> **WRITTEN PROBLEM**:
Extract all lines that hold "color" from the records below.

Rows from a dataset

----------------------------------------

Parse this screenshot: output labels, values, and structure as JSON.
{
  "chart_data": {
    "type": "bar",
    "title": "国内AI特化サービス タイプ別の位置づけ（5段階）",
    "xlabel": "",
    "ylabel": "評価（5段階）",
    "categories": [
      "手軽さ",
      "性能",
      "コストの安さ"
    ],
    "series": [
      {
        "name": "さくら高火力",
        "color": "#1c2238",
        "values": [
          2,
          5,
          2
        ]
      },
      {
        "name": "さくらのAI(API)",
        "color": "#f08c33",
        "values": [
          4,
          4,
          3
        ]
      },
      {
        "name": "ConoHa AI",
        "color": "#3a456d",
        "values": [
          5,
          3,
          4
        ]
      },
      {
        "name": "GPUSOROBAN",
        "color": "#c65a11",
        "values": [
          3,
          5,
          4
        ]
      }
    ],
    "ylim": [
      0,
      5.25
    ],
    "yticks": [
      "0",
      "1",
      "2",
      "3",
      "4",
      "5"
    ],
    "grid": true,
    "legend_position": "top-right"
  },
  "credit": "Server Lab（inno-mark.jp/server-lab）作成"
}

----------------------------------------

> **OUTPUT BELOW**:
        "color": "#1c2238",
        "color": "#f08c33",
        "color": "#3a456d",
        "color": "#c65a11",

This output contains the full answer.